>> START

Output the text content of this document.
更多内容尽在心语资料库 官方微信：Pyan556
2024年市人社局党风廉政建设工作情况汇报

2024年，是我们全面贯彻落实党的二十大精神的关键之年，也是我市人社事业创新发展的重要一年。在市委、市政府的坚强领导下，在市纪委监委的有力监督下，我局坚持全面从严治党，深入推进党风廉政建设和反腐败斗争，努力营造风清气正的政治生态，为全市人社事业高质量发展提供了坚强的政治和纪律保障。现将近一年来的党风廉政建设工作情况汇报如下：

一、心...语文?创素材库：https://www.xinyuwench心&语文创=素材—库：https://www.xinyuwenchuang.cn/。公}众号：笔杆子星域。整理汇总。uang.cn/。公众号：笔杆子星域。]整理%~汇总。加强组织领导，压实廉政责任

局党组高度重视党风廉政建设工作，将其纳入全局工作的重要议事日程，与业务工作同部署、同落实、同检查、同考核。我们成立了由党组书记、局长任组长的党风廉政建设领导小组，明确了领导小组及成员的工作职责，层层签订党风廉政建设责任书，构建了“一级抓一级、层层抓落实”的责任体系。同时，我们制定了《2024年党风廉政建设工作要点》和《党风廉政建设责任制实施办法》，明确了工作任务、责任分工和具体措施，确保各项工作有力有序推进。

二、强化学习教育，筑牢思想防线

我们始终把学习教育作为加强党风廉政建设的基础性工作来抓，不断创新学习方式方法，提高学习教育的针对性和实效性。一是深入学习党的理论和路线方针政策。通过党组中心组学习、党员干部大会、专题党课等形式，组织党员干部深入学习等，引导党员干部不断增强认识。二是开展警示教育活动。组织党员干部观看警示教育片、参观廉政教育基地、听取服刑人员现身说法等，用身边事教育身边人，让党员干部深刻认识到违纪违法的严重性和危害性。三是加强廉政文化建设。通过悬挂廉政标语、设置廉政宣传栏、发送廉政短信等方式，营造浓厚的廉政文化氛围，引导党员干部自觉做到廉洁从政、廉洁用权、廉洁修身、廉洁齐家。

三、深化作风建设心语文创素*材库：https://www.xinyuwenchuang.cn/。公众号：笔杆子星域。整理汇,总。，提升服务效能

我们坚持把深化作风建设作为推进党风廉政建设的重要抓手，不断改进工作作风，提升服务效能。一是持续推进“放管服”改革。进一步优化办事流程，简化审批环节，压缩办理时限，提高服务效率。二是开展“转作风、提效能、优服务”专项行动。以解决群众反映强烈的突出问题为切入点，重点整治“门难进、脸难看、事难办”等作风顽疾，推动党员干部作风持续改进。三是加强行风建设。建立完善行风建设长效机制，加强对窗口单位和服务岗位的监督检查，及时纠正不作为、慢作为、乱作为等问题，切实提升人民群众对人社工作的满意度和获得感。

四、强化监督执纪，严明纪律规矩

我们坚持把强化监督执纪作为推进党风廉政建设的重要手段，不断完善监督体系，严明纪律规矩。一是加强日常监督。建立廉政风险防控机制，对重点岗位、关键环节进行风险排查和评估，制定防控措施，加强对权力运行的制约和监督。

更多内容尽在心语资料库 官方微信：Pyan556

>> END

• **WHAT THE TASK REQUIRES**: Search the lines for "笔杆子星域". Copy each line that has it.

• **FINAL ANSWER**:
一、心...语文?创素材库：https://www.xinyuwench心&语文创=素材—库：https://www.xinyuwenchuang.cn/。公}众号：笔杆子星域。整理汇总。uang.cn/。公众号：笔杆子星域。]整理%~汇总。加强组织领导，压实廉政责任
三、深化作风建设心语文创素*材库：https://www.xinyuwenchuang.cn/。公众号：笔杆子星域。整理汇,总。，提升服务效能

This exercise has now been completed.